## Task description:
Locate each line containing the string "username" and copy it out.

## Input:
● ● ● ● ●

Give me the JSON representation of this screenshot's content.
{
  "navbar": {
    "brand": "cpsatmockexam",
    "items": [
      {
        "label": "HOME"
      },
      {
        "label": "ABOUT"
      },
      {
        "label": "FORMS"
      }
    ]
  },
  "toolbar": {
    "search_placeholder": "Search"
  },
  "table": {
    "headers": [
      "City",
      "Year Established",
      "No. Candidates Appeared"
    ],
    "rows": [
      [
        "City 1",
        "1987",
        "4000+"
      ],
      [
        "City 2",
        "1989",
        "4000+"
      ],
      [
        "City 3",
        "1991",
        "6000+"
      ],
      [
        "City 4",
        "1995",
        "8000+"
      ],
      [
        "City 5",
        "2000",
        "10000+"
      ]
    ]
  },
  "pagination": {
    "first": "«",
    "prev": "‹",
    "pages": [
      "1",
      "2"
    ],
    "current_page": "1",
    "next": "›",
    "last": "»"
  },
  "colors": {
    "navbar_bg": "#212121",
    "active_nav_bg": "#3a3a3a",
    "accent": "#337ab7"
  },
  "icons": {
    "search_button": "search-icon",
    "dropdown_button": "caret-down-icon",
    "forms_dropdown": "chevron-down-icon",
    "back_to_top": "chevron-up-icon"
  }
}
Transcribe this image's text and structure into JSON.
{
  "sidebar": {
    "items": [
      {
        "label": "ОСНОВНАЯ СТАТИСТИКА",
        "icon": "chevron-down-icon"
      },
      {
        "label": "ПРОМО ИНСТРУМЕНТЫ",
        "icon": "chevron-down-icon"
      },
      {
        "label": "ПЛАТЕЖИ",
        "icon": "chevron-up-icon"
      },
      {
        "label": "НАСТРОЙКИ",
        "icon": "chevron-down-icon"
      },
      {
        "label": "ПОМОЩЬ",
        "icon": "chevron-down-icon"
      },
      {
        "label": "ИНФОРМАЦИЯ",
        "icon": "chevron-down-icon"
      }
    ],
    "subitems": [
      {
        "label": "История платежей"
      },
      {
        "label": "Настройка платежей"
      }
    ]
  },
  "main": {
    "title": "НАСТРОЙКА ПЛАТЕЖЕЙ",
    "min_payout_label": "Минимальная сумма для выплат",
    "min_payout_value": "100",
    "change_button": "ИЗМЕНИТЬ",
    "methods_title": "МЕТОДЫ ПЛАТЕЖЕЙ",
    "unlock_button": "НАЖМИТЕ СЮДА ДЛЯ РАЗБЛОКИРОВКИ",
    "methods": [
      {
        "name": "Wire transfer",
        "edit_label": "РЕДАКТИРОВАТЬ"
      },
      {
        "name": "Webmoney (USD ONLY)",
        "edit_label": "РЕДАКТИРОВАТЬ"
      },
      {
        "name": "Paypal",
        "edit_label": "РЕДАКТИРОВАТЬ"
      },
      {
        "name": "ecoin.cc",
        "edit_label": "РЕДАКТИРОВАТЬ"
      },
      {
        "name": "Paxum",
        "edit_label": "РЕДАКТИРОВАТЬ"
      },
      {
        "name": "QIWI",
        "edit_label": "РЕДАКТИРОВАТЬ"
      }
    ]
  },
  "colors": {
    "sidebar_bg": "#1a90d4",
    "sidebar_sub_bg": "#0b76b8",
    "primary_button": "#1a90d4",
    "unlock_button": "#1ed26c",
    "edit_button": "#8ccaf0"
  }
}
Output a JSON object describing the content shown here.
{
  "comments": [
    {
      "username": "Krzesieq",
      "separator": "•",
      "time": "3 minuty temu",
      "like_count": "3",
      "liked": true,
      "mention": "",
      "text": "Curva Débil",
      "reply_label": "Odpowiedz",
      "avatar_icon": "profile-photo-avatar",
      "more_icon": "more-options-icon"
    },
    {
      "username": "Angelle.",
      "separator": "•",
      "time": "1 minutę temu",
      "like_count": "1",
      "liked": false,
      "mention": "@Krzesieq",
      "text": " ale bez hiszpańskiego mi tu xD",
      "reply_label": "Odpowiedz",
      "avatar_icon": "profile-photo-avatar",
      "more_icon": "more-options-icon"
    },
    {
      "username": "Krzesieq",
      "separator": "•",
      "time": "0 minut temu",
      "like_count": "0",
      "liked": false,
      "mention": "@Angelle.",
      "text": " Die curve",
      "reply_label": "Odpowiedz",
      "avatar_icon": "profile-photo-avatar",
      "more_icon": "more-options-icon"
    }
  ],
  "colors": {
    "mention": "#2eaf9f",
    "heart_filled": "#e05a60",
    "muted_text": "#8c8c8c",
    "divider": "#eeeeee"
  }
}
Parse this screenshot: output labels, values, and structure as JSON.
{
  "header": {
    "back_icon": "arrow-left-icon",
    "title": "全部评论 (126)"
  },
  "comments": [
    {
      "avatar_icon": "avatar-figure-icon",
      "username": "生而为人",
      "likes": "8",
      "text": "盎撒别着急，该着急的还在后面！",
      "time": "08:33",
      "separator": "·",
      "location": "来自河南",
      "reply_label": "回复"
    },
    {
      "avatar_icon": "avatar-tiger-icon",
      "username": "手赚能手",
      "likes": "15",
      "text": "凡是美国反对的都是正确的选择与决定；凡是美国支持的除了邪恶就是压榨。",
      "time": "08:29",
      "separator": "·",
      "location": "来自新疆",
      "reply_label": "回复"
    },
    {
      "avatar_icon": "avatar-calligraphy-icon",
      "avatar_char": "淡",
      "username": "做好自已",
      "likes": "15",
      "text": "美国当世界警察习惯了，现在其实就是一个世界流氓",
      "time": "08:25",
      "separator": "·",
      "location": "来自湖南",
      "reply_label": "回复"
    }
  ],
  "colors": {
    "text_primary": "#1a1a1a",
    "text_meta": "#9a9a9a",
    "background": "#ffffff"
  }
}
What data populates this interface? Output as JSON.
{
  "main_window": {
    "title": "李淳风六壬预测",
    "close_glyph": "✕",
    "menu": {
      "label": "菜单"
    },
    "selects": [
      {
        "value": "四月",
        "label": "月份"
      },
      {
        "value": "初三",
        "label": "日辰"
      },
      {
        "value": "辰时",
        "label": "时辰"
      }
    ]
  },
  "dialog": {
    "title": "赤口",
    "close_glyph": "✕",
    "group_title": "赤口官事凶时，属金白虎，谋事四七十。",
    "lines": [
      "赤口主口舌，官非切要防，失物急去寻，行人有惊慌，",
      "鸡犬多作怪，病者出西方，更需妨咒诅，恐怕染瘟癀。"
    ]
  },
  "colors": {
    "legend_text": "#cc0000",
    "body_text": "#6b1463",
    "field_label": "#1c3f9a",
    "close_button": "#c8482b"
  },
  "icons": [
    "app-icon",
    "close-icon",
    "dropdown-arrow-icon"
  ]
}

● ● ● ● ●

## Solution to the problem:
      "username": "Krzesieq",
      "username": "Angelle.",
      "username": "Krzesieq",
      "username": "生而为人",
      "username": "手赚能手",
      "username": "做好自已",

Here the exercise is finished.